_Given task_
Find every line in the records that holds the string "ylabel". Copy each one.

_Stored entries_
● ● ●
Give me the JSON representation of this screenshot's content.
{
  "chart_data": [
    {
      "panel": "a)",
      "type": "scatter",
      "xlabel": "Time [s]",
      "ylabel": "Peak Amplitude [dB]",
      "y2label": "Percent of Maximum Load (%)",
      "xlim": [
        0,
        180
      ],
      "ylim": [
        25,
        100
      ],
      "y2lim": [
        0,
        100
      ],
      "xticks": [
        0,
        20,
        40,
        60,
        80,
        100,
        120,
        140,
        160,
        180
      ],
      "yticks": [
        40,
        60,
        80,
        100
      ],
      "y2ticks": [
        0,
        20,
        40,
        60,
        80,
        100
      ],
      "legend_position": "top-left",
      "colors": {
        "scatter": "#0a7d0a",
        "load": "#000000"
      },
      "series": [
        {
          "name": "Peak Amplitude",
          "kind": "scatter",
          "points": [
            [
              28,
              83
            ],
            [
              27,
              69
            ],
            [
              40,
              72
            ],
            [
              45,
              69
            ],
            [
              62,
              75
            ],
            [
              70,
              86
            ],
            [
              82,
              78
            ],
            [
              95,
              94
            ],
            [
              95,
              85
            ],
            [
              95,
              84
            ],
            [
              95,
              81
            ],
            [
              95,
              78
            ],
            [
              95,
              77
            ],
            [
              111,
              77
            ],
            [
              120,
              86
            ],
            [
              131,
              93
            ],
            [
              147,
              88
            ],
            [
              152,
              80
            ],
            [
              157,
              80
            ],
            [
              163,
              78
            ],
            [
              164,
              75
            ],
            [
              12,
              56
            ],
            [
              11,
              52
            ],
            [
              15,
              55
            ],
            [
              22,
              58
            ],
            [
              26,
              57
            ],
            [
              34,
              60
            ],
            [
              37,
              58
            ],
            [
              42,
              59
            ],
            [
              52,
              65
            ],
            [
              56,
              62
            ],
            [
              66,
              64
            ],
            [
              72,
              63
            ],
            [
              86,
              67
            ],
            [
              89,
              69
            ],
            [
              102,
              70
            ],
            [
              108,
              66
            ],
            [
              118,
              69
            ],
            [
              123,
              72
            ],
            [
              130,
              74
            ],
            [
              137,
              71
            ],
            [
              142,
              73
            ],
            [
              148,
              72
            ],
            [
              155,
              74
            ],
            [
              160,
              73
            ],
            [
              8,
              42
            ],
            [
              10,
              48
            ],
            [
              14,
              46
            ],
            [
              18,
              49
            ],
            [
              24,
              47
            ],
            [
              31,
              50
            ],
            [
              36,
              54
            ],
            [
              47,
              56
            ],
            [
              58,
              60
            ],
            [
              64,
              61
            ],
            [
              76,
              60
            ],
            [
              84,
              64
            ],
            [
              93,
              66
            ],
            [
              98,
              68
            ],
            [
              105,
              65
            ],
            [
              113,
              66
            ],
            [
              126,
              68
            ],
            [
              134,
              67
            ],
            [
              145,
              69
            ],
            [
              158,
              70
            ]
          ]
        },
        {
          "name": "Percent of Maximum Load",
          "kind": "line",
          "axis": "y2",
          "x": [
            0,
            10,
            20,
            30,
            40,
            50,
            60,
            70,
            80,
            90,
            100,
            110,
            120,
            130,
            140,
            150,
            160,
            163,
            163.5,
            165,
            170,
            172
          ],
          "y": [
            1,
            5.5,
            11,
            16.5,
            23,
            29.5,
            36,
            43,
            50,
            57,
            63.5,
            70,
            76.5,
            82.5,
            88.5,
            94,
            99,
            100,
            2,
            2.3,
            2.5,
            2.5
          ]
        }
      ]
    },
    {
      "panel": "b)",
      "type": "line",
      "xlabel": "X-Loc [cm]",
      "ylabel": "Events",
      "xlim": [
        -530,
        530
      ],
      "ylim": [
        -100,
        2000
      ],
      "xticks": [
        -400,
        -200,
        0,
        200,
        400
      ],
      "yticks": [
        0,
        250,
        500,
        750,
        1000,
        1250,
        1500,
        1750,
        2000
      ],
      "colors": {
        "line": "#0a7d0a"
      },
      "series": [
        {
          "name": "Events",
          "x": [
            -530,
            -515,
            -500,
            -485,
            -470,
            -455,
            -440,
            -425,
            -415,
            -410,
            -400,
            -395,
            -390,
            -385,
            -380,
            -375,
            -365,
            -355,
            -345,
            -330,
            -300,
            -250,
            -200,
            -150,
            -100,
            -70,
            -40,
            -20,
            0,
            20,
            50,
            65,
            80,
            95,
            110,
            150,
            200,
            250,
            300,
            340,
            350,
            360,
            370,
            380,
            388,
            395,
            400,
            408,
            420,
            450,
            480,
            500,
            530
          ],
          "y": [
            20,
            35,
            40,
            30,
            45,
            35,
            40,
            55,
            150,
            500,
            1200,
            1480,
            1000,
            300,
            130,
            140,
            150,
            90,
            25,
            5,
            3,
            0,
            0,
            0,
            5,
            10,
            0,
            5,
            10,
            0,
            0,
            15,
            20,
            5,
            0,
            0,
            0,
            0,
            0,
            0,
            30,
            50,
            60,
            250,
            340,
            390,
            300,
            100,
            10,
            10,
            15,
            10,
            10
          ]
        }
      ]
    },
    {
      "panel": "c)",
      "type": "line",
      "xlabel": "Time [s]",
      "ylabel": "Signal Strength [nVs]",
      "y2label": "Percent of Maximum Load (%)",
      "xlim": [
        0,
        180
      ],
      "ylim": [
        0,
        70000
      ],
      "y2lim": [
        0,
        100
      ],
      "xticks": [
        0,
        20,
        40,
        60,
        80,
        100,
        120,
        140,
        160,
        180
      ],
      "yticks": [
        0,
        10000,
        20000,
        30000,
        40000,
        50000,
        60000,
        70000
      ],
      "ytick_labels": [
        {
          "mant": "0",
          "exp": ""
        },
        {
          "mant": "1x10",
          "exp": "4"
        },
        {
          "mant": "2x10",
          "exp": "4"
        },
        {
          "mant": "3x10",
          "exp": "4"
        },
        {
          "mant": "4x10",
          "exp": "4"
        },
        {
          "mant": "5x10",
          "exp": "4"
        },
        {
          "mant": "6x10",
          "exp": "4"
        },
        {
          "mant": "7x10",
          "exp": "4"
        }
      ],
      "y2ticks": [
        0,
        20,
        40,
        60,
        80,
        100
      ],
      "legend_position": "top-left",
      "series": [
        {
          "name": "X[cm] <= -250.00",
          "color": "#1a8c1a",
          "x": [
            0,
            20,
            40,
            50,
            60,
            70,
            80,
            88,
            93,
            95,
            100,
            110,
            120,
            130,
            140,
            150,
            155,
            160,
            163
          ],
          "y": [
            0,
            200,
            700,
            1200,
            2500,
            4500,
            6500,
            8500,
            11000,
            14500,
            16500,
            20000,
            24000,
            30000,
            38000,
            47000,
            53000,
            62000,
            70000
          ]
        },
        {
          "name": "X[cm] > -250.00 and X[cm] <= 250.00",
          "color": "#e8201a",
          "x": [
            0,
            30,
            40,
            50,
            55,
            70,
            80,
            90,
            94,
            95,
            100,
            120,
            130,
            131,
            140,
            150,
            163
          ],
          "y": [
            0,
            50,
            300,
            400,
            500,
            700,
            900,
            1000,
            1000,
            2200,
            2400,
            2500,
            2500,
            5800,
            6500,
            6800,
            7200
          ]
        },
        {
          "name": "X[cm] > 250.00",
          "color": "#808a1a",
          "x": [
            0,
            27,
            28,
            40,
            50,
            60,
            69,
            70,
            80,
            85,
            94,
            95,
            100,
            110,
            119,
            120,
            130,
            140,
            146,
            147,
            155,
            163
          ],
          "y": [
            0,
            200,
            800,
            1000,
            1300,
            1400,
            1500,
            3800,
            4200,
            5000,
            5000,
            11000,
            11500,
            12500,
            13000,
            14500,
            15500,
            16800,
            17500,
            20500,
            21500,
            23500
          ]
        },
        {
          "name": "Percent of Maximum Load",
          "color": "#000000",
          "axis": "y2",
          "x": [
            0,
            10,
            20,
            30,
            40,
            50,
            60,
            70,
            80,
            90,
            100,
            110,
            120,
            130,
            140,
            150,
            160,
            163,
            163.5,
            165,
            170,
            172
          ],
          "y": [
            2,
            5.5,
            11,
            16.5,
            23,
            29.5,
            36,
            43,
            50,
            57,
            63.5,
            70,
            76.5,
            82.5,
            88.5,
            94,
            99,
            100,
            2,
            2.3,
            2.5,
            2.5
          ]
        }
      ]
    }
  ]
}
● ● ●
_Output for this task_
      "ylabel": "Peak Amplitude [dB]",
      "ylabel": "Events",
      "ylabel": "Signal Strength [nVs]",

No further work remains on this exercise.